◆ Problem details:
For the entries presented below, indicate the number of lines that include the word "which", adding nothing else.

◆ Records shown:
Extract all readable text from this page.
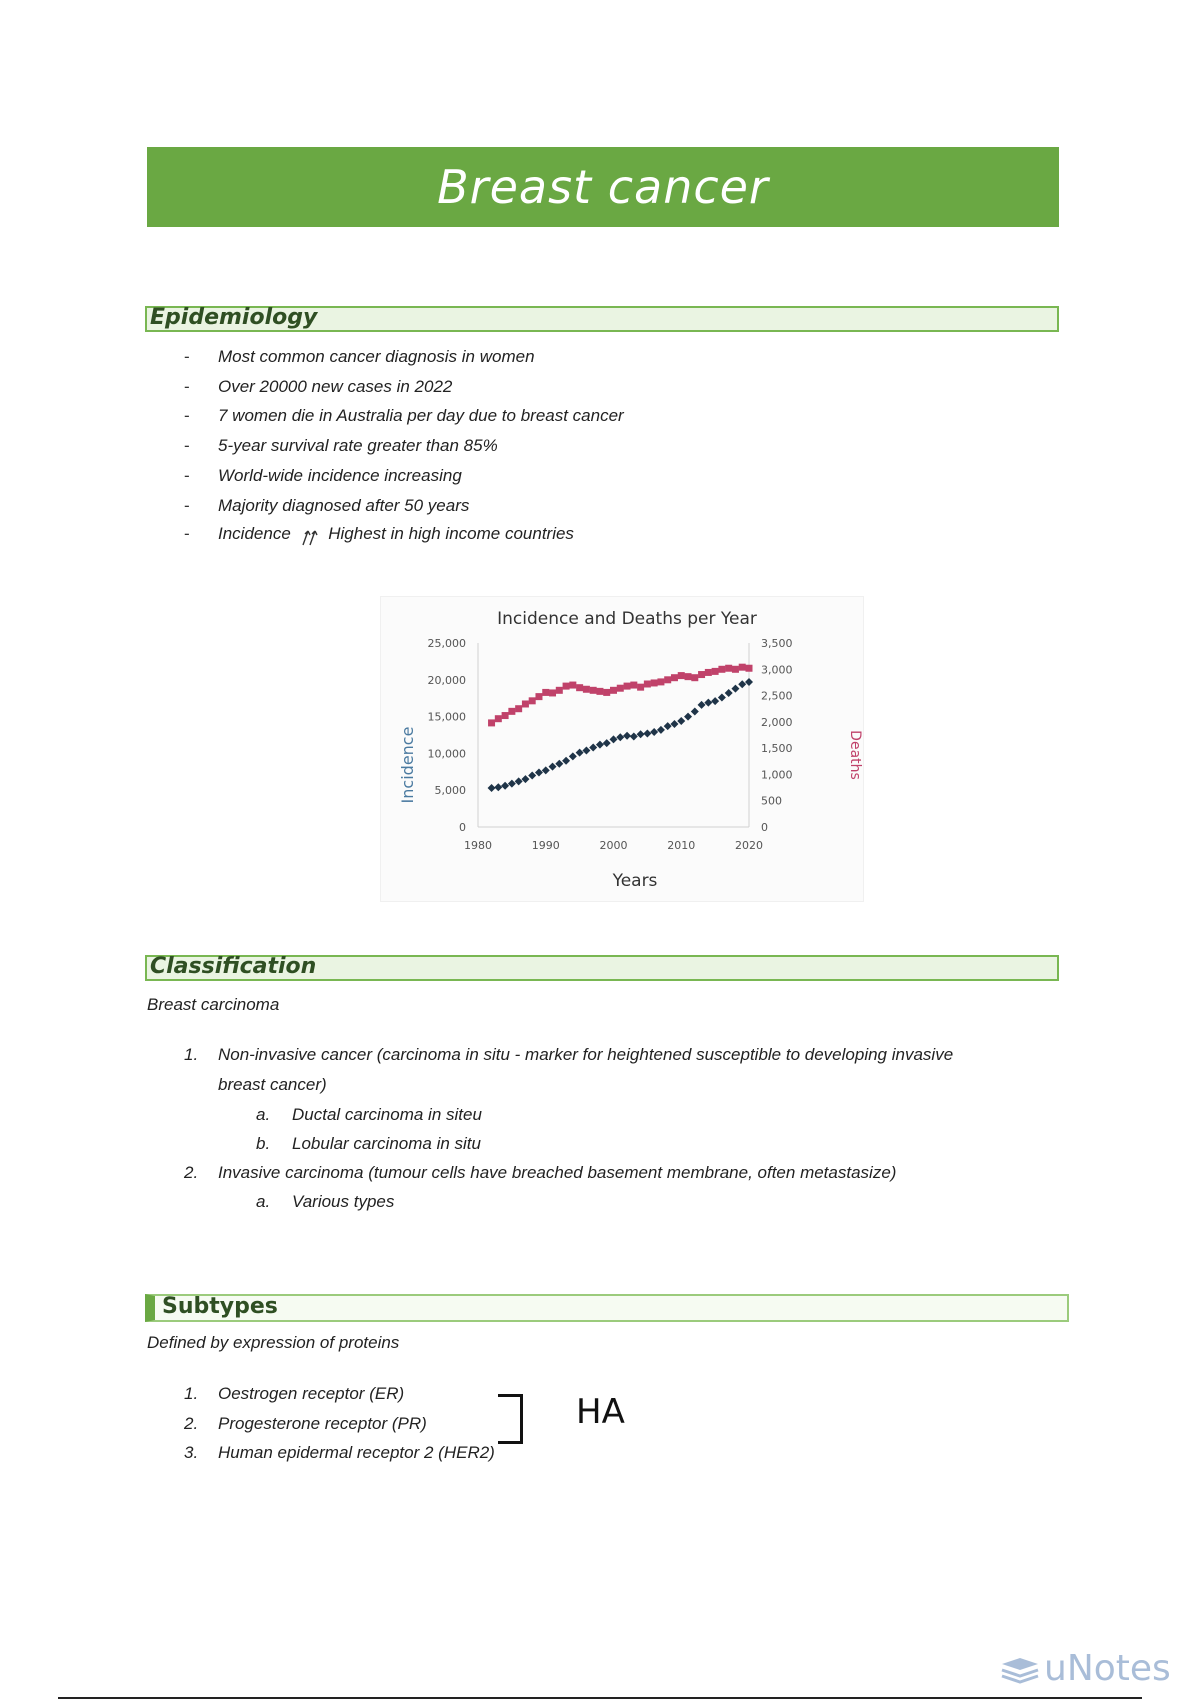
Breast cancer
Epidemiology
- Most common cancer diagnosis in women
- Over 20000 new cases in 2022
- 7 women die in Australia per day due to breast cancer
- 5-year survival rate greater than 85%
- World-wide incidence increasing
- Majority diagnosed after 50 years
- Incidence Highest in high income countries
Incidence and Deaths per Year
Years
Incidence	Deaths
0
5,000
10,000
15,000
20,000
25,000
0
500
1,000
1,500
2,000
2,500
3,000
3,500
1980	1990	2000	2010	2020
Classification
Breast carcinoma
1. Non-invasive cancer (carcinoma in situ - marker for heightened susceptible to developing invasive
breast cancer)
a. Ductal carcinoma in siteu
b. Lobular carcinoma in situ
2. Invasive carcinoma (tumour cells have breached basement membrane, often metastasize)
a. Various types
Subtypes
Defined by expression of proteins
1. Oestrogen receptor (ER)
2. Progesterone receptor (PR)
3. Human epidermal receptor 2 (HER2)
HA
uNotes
---
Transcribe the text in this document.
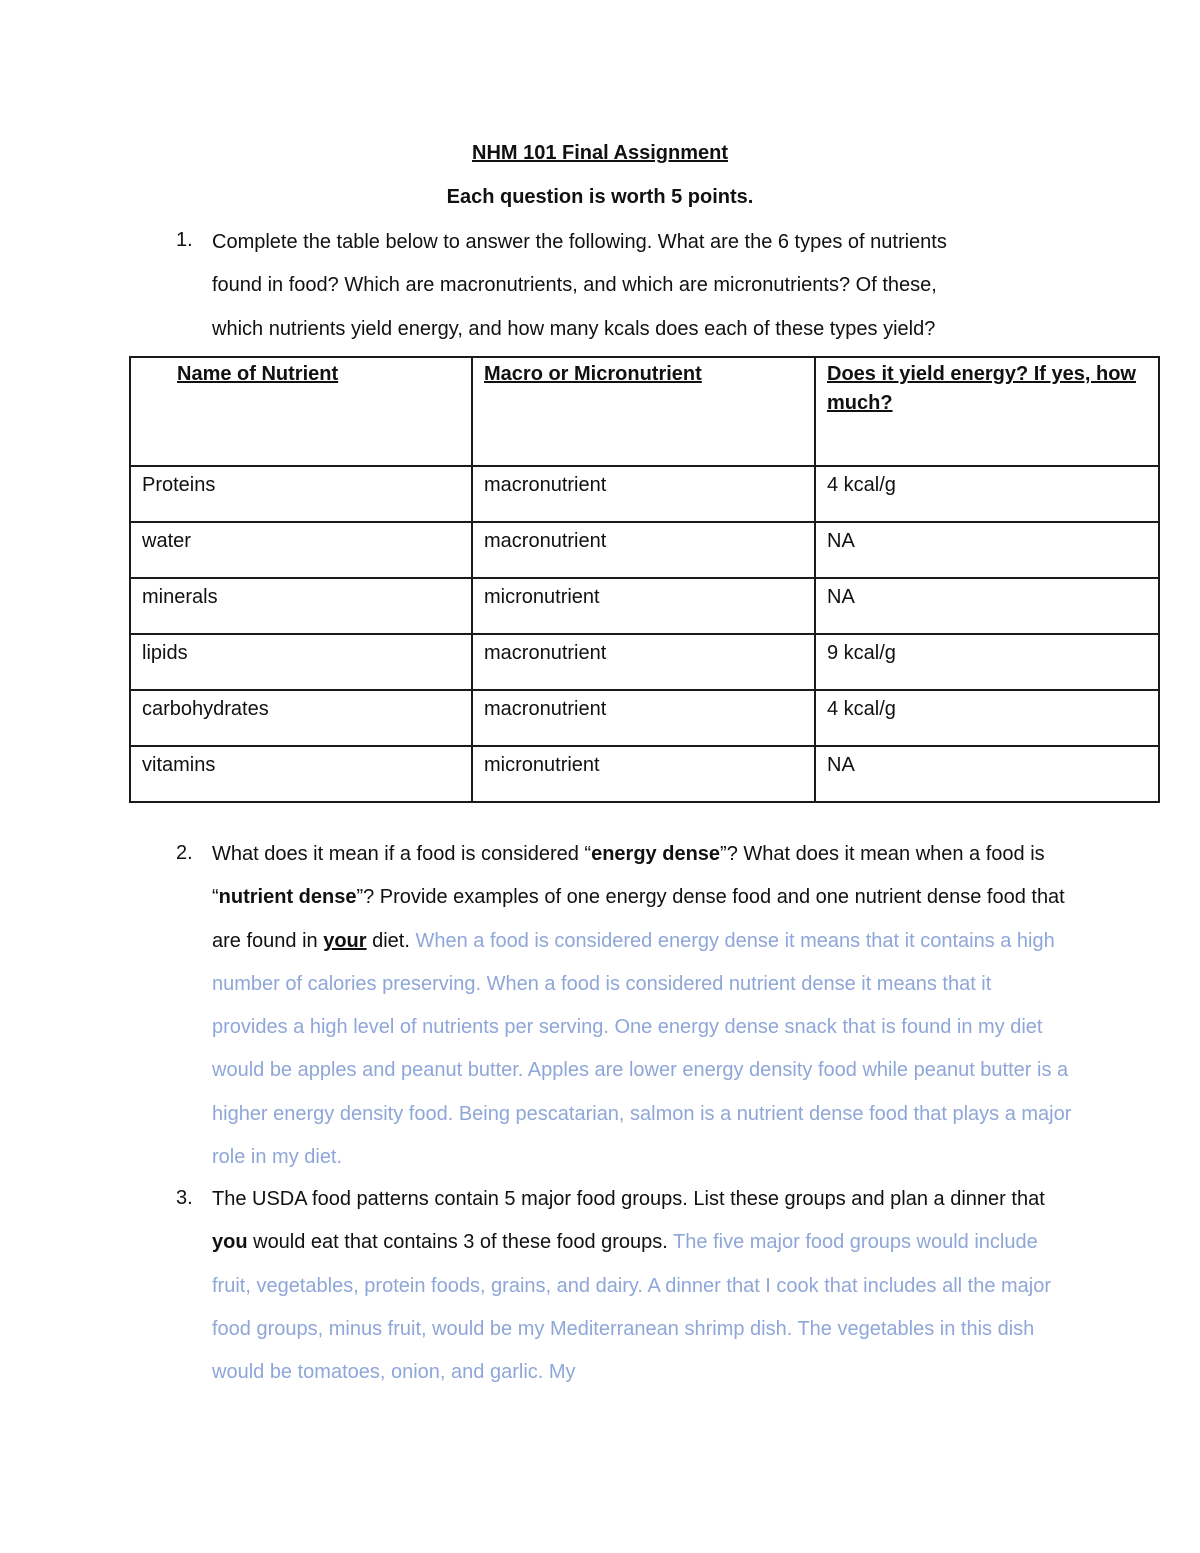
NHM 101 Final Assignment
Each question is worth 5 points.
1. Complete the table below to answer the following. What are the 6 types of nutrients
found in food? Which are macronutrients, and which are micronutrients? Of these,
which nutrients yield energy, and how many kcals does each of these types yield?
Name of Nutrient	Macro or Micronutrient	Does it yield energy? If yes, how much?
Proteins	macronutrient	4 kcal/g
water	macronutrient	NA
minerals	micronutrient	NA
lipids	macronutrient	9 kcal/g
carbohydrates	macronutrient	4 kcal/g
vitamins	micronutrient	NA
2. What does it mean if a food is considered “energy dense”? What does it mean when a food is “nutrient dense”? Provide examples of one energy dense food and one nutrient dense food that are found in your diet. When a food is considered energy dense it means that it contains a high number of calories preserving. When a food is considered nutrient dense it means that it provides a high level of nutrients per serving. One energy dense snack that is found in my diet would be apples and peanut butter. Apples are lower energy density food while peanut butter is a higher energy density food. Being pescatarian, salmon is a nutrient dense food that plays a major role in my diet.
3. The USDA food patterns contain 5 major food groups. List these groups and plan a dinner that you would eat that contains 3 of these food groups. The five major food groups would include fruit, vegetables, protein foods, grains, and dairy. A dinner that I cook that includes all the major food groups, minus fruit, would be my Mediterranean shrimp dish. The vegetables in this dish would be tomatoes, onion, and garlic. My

◆ Task result:
2